● REQUIREMENTS
Copy out all lines in the data below containing the string "chevron".

● TASK MATERIAL

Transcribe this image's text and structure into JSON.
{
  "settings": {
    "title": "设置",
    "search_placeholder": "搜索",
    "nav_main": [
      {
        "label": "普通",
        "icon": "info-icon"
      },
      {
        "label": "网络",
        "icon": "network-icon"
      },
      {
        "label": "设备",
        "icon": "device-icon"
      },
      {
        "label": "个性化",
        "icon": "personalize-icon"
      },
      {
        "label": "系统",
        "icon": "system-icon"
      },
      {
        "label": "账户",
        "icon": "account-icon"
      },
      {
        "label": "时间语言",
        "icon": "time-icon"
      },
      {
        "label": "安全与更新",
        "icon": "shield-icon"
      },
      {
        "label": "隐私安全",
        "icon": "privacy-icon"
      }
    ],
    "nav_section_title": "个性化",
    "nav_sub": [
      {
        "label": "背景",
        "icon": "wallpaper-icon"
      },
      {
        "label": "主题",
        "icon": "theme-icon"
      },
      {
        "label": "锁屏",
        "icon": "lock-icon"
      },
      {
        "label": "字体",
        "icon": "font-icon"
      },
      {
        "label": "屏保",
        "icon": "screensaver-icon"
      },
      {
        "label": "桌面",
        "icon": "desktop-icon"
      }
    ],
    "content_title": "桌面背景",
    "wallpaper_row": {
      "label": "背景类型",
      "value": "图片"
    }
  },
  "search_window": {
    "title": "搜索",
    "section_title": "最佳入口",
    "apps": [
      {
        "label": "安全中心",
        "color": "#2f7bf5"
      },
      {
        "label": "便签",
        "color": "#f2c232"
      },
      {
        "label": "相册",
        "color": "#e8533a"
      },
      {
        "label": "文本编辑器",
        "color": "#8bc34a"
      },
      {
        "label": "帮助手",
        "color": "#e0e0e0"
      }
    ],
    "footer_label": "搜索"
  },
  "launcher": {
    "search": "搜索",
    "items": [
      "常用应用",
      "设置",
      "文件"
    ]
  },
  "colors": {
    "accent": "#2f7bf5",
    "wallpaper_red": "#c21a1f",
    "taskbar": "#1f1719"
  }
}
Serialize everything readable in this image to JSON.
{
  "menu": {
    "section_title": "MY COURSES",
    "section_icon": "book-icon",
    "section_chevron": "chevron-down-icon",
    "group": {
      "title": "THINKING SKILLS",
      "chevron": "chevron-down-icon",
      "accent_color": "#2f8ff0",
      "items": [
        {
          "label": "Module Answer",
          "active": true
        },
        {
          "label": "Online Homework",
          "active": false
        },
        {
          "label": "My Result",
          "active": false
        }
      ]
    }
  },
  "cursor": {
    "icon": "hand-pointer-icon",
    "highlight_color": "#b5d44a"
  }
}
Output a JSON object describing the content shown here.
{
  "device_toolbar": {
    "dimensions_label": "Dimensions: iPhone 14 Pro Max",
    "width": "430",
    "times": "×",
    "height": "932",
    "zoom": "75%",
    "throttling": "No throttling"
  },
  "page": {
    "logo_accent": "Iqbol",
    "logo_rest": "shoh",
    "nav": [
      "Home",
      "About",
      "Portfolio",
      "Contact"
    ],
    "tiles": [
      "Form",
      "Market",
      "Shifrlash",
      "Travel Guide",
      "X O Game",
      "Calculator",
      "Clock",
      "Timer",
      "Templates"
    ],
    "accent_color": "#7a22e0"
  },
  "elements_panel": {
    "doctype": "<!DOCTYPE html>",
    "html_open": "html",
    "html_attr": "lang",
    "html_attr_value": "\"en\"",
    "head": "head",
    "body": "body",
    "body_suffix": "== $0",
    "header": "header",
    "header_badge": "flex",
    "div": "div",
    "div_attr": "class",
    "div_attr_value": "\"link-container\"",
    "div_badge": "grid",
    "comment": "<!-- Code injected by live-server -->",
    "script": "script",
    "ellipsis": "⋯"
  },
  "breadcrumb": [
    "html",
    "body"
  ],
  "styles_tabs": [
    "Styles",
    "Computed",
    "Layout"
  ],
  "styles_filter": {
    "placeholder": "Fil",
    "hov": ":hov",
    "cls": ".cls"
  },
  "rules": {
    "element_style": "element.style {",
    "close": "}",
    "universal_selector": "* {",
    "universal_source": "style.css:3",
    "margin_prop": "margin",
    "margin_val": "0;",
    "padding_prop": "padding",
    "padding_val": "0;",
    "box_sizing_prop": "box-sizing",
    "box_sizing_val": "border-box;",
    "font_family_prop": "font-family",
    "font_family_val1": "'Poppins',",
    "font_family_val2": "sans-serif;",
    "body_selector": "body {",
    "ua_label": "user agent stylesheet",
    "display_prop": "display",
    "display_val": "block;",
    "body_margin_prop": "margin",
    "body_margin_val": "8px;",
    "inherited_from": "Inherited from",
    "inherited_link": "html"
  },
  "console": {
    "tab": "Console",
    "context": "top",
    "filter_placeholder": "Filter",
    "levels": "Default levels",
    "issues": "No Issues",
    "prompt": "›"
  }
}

● REPLY
    "section_chevron": "chevron-down-icon",
      "chevron": "chevron-down-icon",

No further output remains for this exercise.